> [TO BE DONE]: Give the number of lines in the data that contain "seed", and nothing more.

(Stored items)
'''

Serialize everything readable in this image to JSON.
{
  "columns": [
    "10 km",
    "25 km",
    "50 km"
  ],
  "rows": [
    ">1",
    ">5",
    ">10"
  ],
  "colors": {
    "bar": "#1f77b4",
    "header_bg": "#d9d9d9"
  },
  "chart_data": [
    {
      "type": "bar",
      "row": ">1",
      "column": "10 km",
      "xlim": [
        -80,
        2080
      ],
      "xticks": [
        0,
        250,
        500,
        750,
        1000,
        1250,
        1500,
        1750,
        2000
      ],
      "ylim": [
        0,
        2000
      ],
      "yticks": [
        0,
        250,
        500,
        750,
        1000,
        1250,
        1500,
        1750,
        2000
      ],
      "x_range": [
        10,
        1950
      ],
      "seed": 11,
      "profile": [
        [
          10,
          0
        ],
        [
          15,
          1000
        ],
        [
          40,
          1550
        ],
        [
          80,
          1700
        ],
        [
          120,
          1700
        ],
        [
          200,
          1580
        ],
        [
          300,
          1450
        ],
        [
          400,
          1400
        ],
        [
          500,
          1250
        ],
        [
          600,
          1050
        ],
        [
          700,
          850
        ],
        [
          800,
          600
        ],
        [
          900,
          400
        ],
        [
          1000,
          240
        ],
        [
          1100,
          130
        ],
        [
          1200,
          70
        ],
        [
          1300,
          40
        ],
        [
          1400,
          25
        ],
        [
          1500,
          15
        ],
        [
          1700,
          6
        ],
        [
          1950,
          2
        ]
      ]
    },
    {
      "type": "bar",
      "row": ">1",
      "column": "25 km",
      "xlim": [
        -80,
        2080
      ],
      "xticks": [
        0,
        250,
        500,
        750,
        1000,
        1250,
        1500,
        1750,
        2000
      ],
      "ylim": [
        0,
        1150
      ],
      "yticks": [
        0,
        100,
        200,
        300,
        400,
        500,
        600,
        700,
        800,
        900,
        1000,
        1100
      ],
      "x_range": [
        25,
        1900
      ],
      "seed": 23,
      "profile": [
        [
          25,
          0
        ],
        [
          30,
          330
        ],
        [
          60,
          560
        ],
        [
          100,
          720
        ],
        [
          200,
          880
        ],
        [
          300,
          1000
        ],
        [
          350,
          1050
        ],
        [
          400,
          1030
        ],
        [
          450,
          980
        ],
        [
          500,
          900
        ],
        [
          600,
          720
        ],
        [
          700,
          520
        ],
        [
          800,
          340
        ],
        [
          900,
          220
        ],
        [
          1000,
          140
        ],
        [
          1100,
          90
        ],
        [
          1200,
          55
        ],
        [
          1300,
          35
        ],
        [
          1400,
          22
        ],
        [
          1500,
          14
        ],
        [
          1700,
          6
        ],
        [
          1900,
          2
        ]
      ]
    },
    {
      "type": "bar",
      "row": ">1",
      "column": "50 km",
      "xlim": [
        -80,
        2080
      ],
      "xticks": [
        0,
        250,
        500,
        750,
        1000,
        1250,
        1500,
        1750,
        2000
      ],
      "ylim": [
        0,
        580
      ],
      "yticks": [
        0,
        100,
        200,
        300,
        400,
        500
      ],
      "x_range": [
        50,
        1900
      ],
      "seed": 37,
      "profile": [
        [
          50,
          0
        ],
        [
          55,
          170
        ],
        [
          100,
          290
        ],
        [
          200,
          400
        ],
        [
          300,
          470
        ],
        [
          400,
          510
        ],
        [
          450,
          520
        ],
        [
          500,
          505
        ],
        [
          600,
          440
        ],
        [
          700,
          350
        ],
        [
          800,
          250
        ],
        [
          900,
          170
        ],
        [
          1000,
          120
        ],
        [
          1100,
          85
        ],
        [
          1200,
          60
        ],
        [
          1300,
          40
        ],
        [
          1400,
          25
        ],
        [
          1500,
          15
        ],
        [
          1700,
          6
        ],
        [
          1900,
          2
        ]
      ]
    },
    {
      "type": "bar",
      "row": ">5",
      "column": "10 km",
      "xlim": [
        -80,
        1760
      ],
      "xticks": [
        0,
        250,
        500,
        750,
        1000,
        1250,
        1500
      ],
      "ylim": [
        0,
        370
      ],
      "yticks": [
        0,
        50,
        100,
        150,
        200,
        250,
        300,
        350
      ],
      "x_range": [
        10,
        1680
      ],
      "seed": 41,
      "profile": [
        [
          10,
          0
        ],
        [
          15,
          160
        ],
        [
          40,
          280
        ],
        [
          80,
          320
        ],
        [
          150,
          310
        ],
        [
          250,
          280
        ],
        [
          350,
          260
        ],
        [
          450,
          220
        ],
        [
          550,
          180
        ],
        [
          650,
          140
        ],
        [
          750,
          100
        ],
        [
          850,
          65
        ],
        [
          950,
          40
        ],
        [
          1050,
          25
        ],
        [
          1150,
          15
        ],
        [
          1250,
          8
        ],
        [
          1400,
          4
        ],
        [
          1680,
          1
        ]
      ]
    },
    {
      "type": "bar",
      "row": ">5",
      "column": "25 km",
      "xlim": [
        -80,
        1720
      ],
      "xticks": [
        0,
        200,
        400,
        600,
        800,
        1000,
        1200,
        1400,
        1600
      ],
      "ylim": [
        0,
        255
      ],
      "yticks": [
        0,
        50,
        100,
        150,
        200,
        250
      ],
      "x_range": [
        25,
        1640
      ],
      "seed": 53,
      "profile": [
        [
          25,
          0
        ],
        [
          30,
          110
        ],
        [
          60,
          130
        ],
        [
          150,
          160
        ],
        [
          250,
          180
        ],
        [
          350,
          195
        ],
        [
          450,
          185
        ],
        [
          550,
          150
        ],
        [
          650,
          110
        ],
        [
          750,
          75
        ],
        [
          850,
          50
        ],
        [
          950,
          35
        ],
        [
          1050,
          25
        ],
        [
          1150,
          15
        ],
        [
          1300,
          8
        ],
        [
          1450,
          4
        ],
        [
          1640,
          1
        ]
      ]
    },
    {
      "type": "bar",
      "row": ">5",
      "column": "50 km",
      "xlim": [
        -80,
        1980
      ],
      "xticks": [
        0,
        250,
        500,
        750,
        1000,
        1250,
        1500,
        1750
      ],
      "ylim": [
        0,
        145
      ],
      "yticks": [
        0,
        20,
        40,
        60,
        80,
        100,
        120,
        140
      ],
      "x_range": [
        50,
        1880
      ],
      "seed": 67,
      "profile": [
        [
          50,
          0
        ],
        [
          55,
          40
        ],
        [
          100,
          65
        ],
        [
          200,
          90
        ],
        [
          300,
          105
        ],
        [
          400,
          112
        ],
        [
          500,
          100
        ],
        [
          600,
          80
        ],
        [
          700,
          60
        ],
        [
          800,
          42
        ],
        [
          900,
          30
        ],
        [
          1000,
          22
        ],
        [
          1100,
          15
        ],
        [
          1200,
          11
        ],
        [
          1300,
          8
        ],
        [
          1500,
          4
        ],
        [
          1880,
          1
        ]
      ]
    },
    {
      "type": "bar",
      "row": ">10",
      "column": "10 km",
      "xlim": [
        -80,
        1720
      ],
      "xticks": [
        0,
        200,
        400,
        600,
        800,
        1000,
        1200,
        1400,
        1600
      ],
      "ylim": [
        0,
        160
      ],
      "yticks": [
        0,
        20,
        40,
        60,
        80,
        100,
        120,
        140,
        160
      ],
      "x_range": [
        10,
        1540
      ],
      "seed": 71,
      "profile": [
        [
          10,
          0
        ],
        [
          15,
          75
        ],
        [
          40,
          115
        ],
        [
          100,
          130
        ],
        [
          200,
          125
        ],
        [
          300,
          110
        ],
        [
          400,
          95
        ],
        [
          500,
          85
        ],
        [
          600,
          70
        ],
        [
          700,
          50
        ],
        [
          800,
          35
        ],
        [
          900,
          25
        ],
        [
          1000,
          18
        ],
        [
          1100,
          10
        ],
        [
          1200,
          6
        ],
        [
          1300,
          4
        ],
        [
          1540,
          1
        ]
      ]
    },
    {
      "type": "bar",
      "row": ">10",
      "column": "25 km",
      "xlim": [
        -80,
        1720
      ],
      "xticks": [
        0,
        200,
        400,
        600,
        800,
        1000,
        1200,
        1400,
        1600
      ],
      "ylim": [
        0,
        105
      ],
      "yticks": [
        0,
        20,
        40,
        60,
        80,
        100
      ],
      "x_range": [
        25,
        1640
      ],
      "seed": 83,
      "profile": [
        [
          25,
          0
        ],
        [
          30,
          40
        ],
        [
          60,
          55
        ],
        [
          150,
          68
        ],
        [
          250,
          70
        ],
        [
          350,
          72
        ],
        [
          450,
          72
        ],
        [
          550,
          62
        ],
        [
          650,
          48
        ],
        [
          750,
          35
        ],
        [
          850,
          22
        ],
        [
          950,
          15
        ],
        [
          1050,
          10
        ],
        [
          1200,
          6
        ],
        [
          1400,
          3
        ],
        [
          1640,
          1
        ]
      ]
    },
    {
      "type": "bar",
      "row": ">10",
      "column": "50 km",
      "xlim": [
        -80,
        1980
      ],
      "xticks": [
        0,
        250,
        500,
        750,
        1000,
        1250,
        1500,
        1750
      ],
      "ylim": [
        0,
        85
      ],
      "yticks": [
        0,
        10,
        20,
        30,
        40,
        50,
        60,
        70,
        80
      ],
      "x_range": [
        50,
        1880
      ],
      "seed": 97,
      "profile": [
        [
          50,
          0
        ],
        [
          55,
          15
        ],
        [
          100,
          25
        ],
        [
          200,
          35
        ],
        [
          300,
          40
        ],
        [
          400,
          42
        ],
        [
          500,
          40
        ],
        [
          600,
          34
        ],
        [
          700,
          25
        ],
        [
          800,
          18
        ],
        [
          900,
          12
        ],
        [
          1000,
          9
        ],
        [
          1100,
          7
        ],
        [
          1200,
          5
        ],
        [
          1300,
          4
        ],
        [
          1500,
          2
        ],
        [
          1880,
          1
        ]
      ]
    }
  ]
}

'''

> [CORRECT RESULT]: 9